## Written task
Transcribe the listing in full, excluding any pictures.

------

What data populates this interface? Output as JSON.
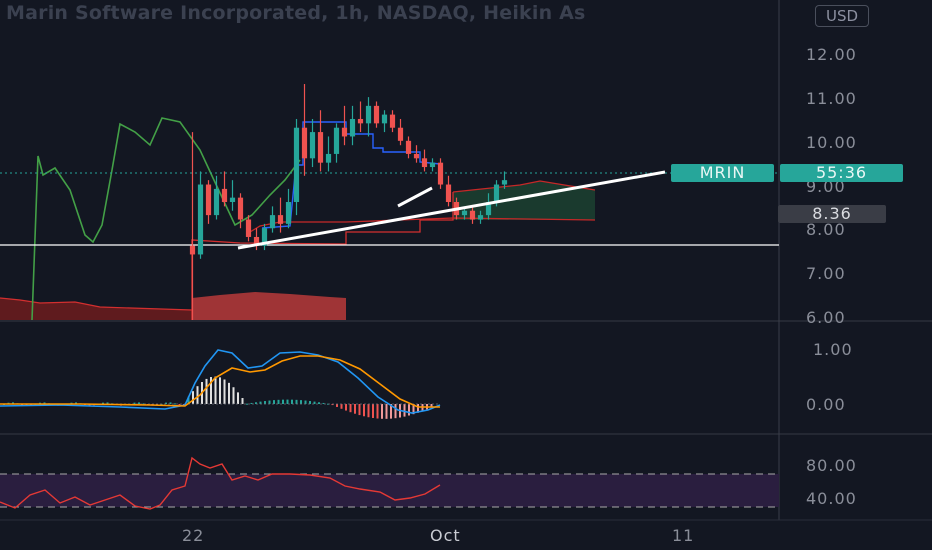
{
  "header": {
    "title": "Marin Software Incorporated, 1h, NASDAQ, Heikin As",
    "currency": "USD"
  },
  "price_tags": {
    "ticker": "MRIN",
    "countdown": "55:36",
    "close": "8.36"
  },
  "colors": {
    "background": "#131722",
    "up": "#26a69a",
    "down": "#ef5350",
    "green_line": "#43a047",
    "red_line": "#d32f2f",
    "blue_line": "#2962ff",
    "macd": "#2196f3",
    "signal": "#ff9800",
    "rsi": "#e53935",
    "rsi_band": "#2a1e3f"
  },
  "chart_data": [
    {
      "type": "candlestick",
      "panel": "price",
      "ylim": [
        6.0,
        12.5
      ],
      "y_ticks": [
        "12.00",
        "11.00",
        "10.00",
        "9.00",
        "8.00",
        "7.00",
        "6.00"
      ],
      "y_tick_values": [
        12,
        11,
        10,
        9,
        8,
        7,
        6
      ],
      "x_ticks": [
        "22",
        "Oct",
        "11"
      ],
      "x_tick_index": [
        22,
        70,
        98
      ],
      "candles": [
        [
          7.7,
          10.3,
          6.0,
          7.5
        ],
        [
          7.5,
          9.4,
          7.4,
          9.1
        ],
        [
          9.1,
          9.2,
          8.2,
          8.4
        ],
        [
          8.4,
          9.3,
          8.3,
          9.0
        ],
        [
          9.0,
          9.4,
          8.6,
          8.7
        ],
        [
          8.7,
          9.2,
          8.5,
          8.8
        ],
        [
          8.8,
          8.9,
          8.1,
          8.3
        ],
        [
          8.3,
          8.4,
          7.8,
          7.9
        ],
        [
          7.9,
          8.1,
          7.6,
          7.7
        ],
        [
          7.7,
          8.2,
          7.6,
          8.1
        ],
        [
          8.1,
          8.6,
          8.0,
          8.4
        ],
        [
          8.4,
          8.8,
          8.0,
          8.2
        ],
        [
          8.2,
          9.0,
          8.1,
          8.7
        ],
        [
          8.7,
          10.6,
          8.4,
          10.4
        ],
        [
          10.4,
          11.4,
          9.3,
          9.7
        ],
        [
          9.7,
          10.6,
          9.5,
          10.3
        ],
        [
          10.3,
          10.8,
          9.4,
          9.6
        ],
        [
          9.6,
          10.2,
          9.4,
          9.8
        ],
        [
          9.8,
          10.5,
          9.6,
          10.4
        ],
        [
          10.4,
          10.9,
          10.0,
          10.2
        ],
        [
          10.2,
          10.9,
          10.0,
          10.6
        ],
        [
          10.6,
          11.0,
          10.3,
          10.5
        ],
        [
          10.5,
          11.1,
          10.2,
          10.9
        ],
        [
          10.9,
          11.0,
          10.4,
          10.5
        ],
        [
          10.5,
          10.8,
          10.3,
          10.7
        ],
        [
          10.7,
          10.8,
          10.3,
          10.4
        ],
        [
          10.4,
          10.6,
          10.0,
          10.1
        ],
        [
          10.1,
          10.2,
          9.7,
          9.8
        ],
        [
          9.8,
          10.0,
          9.6,
          9.7
        ],
        [
          9.7,
          9.9,
          9.4,
          9.5
        ],
        [
          9.5,
          9.7,
          9.4,
          9.6
        ],
        [
          9.6,
          9.7,
          9.0,
          9.1
        ],
        [
          9.1,
          9.3,
          8.6,
          8.7
        ],
        [
          8.7,
          8.8,
          8.3,
          8.4
        ],
        [
          8.4,
          8.6,
          8.3,
          8.5
        ],
        [
          8.5,
          8.6,
          8.2,
          8.3
        ],
        [
          8.3,
          8.5,
          8.2,
          8.4
        ],
        [
          8.4,
          8.9,
          8.3,
          8.7
        ],
        [
          8.7,
          9.2,
          8.6,
          9.1
        ],
        [
          9.1,
          9.4,
          9.0,
          9.2
        ]
      ],
      "candle_start_index": 23
    }
  ]
}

------

## Exercise response
What data populates this interface? Output as JSON.
{
  "header": {
    "title": "Marin Software Incorporated, 1h, NASDAQ, Heikin As",
    "currency": "USD"
  },
  "price_tags": {
    "ticker": "MRIN",
    "countdown": "55:36",
    "close": "8.36"
  },
  "colors": {
    "background": "#131722",
    "up": "#26a69a",
    "down": "#ef5350",
    "green_line": "#43a047",
    "red_line": "#d32f2f",
    "blue_line": "#2962ff",
    "macd": "#2196f3",
    "signal": "#ff9800",
    "rsi": "#e53935",
    "rsi_band": "#2a1e3f"
  },
  "chart_data": [
    {
      "type": "candlestick",
      "panel": "price",
      "ylim": [
        6.0,
        12.5
      ],
      "y_ticks": [
        "12.00",
        "11.00",
        "10.00",
        "9.00",
        "8.00",
        "7.00",
        "6.00"
      ],
      "y_tick_values": [
        12,
        11,
        10,
        9,
        8,
        7,
        6
      ],
      "x_ticks": [
        "22",
        "Oct",
        "11"
      ],
      "x_tick_index": [
        22,
        70,
        98
      ],
      "candles": [
        [
          7.7,
          10.3,
          6.0,
          7.5
        ],
        [
          7.5,
          9.4,
          7.4,
          9.1
        ],
        [
          9.1,
          9.2,
          8.2,
          8.4
        ],
        [
          8.4,
          9.3,
          8.3,
          9.0
        ],
        [
          9.0,
          9.4,
          8.6,
          8.7
        ],
        [
          8.7,
          9.2,
          8.5,
          8.8
        ],
        [
          8.8,
          8.9,
          8.1,
          8.3
        ],
        [
          8.3,
          8.4,
          7.8,
          7.9
        ],
        [
          7.9,
          8.1,
          7.6,
          7.7
        ],
        [
          7.7,
          8.2,
          7.6,
          8.1
        ],
        [
          8.1,
          8.6,
          8.0,
          8.4
        ],
        [
          8.4,
          8.8,
          8.0,
          8.2
        ],
        [
          8.2,
          9.0,
          8.1,
          8.7
        ],
        [
          8.7,
          10.6,
          8.4,
          10.4
        ],
        [
          10.4,
          11.4,
          9.3,
          9.7
        ],
        [
          9.7,
          10.6,
          9.5,
          10.3
        ],
        [
          10.3,
          10.8,
          9.4,
          9.6
        ],
        [
          9.6,
          10.2,
          9.4,
          9.8
        ],
        [
          9.8,
          10.5,
          9.6,
          10.4
        ],
        [
          10.4,
          10.9,
          10.0,
          10.2
        ],
        [
          10.2,
          10.9,
          10.0,
          10.6
        ],
        [
          10.6,
          11.0,
          10.3,
          10.5
        ],
        [
          10.5,
          11.1,
          10.2,
          10.9
        ],
        [
          10.9,
          11.0,
          10.4,
          10.5
        ],
        [
          10.5,
          10.8,
          10.3,
          10.7
        ],
        [
          10.7,
          10.8,
          10.3,
          10.4
        ],
        [
          10.4,
          10.6,
          10.0,
          10.1
        ],
        [
          10.1,
          10.2,
          9.7,
          9.8
        ],
        [
          9.8,
          10.0,
          9.6,
          9.7
        ],
        [
          9.7,
          9.9,
          9.4,
          9.5
        ],
        [
          9.5,
          9.7,
          9.4,
          9.6
        ],
        [
          9.6,
          9.7,
          9.0,
          9.1
        ],
        [
          9.1,
          9.3,
          8.6,
          8.7
        ],
        [
          8.7,
          8.8,
          8.3,
          8.4
        ],
        [
          8.4,
          8.6,
          8.3,
          8.5
        ],
        [
          8.5,
          8.6,
          8.2,
          8.3
        ],
        [
          8.3,
          8.5,
          8.2,
          8.4
        ],
        [
          8.4,
          8.9,
          8.3,
          8.7
        ],
        [
          8.7,
          9.2,
          8.6,
          9.1
        ],
        [
          9.1,
          9.4,
          9.0,
          9.2
        ]
      ],
      "candle_start_index": 23
    }
  ]
}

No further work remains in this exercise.